§ **SOURCE EXCERPT**:
····················

Linear discriminant Analysis – LDA

Finally, let’s talk about multiclass classification. We have seen already a couple of examples: the multi-class logistic regression and the multinomial Naive Bayes.
In particular, we’re going to briefly talk about perhaps the simplest (but useful) approach for doing multiclass classifications, the 1 versus all  approach.  And then a more sophisticated one: the LDA.

For that we are going to use this example: a prediction model for Weight Lifting based on sensors to predict how well an exercise is performed.

You can follow along the notebook on GitHub, where the dataset is also uploaded (and the tables are much better displayed than on wordpress…)

Project goal

In this project we will use data from accelerometers on the belt, forearm, arm and dumbell of 6 participants.
They were asked to perform barbell lifts correctly and incorrectly in 5 different ways.

More information is available from this website  (see the section on the Weight Lifting Exercise Dataset).

The goal of the project is to predict the manner in which they did the exercise. This is the “classe” variable in the data set: A – E

  • exactly according to the specification (Class A)

····················

§ **EXTRACTED MATERIAL**:

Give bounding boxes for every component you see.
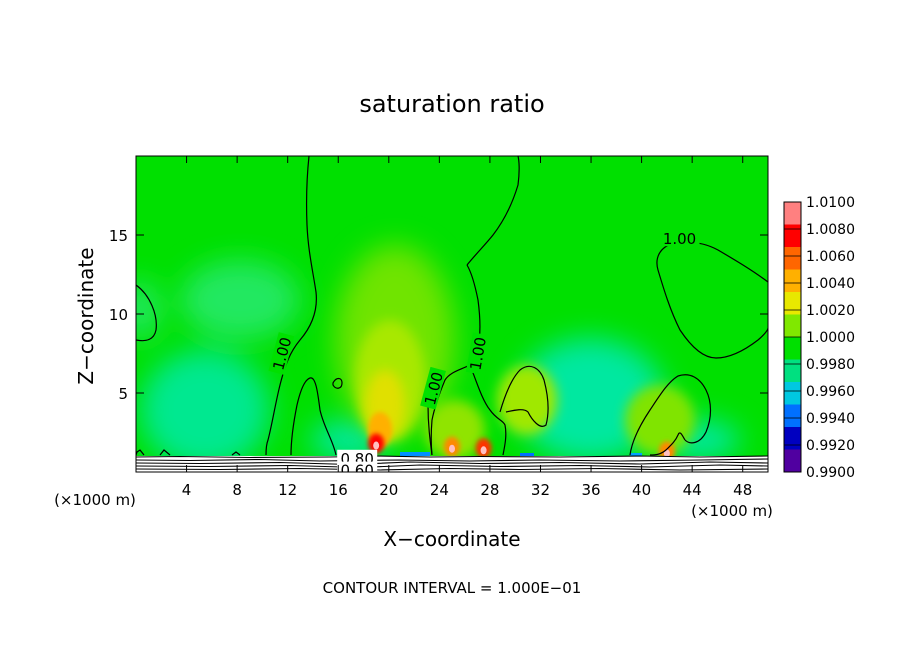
- colorbar-label: 0.9940: [806, 411, 855, 427]
- hotspot-group: [368, 433, 675, 462]
- x-tick-label: 20: [379, 481, 398, 499]
- colorbar-swatch: [784, 382, 801, 405]
- colorbar-label: 0.9960: [806, 384, 855, 400]
- y-axis: 5 10 15: [109, 227, 768, 403]
- colorbar-label: 1.0080: [806, 222, 855, 238]
- colorbar-label: 0.9920: [806, 438, 855, 454]
- colorbar-label: 0.9900: [806, 465, 855, 481]
- contour-label-bg: [268, 332, 295, 375]
- x-axis-unit-right: (×1000 m): [691, 502, 773, 520]
- colorbar-swatch: [784, 449, 801, 473]
- hotspot-core: [663, 449, 670, 458]
- contour-label-text: 1.00: [467, 336, 491, 372]
- surface-contours: [136, 455, 768, 471]
- x-tick-label: 28: [480, 481, 499, 499]
- contour-label: 1.00: [465, 332, 491, 375]
- y-tick-label: 5: [118, 385, 128, 403]
- contour-label-text: 1.00: [663, 230, 696, 248]
- x-tick-label: 36: [581, 481, 600, 499]
- contour-label: 0.60: [337, 461, 378, 480]
- contour-label: 1.00: [659, 230, 700, 248]
- colorbar-swatch: [784, 337, 801, 360]
- x-axis-unit-left: (×1000 m): [54, 491, 136, 509]
- colorbar: 1.0100 1.0080 1.0060 1.0040 1.0020 1.0000 0.99…: [783, 195, 855, 481]
- contour-label-bg: [465, 332, 489, 375]
- x-tick-label: 24: [430, 481, 449, 499]
- contour-label-bg: [659, 230, 700, 247]
- contour-label-text: 0.60: [340, 462, 373, 480]
- x-tick-label: 12: [278, 481, 297, 499]
- colorbar-swatch: [784, 314, 801, 338]
- x-tick-label: 40: [632, 481, 651, 499]
- x-tick-label: 8: [232, 481, 242, 499]
- colorbar-swatch: [784, 224, 801, 248]
- contour-label-bg: [420, 366, 446, 410]
- x-axis-label: X−coordinate: [383, 527, 520, 551]
- plot-area: 1.001.001.001.000.800.60: [136, 156, 768, 480]
- colorbar-swatch: [784, 269, 801, 293]
- colorbar-swatch: [784, 359, 801, 383]
- colorbar-swatch: [784, 247, 801, 270]
- colorbar-label: 1.0060: [806, 249, 855, 265]
- y-axis-label: Z−coordinate: [74, 247, 98, 384]
- x-tick-label: 32: [531, 481, 550, 499]
- colorbar-swatch: [784, 202, 801, 225]
- x-tick-label: 16: [329, 481, 348, 499]
- contour-label-bg: [337, 461, 378, 472]
- colorbar-swatch: [784, 292, 801, 315]
- x-tick-label: 4: [182, 481, 192, 499]
- chart-title: saturation ratio: [359, 90, 544, 118]
- hotspot-core: [373, 441, 380, 450]
- hotspot-core: [480, 446, 487, 455]
- x-axis: 4 8 12 16 20 24 28 32 36 40 44 48: [182, 156, 752, 499]
- colorbar-label: 1.0040: [806, 276, 855, 292]
- colorbar-swatch: [784, 427, 801, 450]
- colorbar-label: 1.0020: [806, 303, 855, 319]
- contour-interval-note: CONTOUR INTERVAL = 1.000E−01: [323, 579, 582, 597]
- hotspot-core: [449, 444, 455, 453]
- colorbar-swatch: [784, 404, 801, 428]
- minima-marks: [400, 452, 642, 457]
- contour-label-group: 1.001.001.001.000.800.60: [268, 230, 700, 480]
- x-tick-label: 48: [733, 481, 752, 499]
- colorbar-label: 0.9980: [806, 357, 855, 373]
- colorbar-label: 1.0100: [806, 195, 855, 211]
- y-tick-label: 10: [109, 306, 128, 324]
- colorbar-label: 1.0000: [806, 330, 855, 346]
- x-tick-label: 44: [683, 481, 702, 499]
- y-tick-label: 15: [109, 227, 128, 245]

····················

§ **AIM**:
Continue the LDA write-up above from the point where it stops, picking up after its last line.

§ **WRITTEN REPLY**:
  • throwing the elbows to the front (Class B)
  • lifting the dumbbell only halfway (Class C)
  • lowering the dumbbell only halfway (Class D)
  • throwing the hips to the front (Class E).

One vs all

The One versus all model is extremely simple and is exactly what you expect of the words one versus all: you train a classifier for each category.
For example, you train one that says the positive category is going to be the class A and the negative category is going to be everything else.

What you do is to learn a classifier that separates most of the A-class from the other classes. So in particular, to train or classify them, which outputs +1 if the input x is more likely to be a class A then everything else.

y = 1 … number of classes (five in our example):

  • class A -> y = 1
  • class B -> y = 2
  • class C -> y = 3
  • class D -> y = 4
  • class E -> y = 5

And then the way that we estimate the probability that an input x i is
a B-class and so on for all five classes.

What is done is to learn a model for each one of these cases. So, it’s going to be 1 versus all for each one of the classes.
At the end, we will have five classifiers for each class i to predict the probability that y=i:

h_{\theta}^{(i)}(x) = P(y=i|x)

where i = 1, …, 5

That doesn’t tell how to do multiclass classification in general.
We trained this one versus all models and what do we output?

As a prediction, we just say: whatever class has the highest probability  wins. In other words, if the probability that an input is a class A against everything else is higher, then the point is a class A.

On a new input x to make a prediction, pick the class i that maximises \underset{i}{max}\left [h_{\theta }^{(i)}(x) \right ].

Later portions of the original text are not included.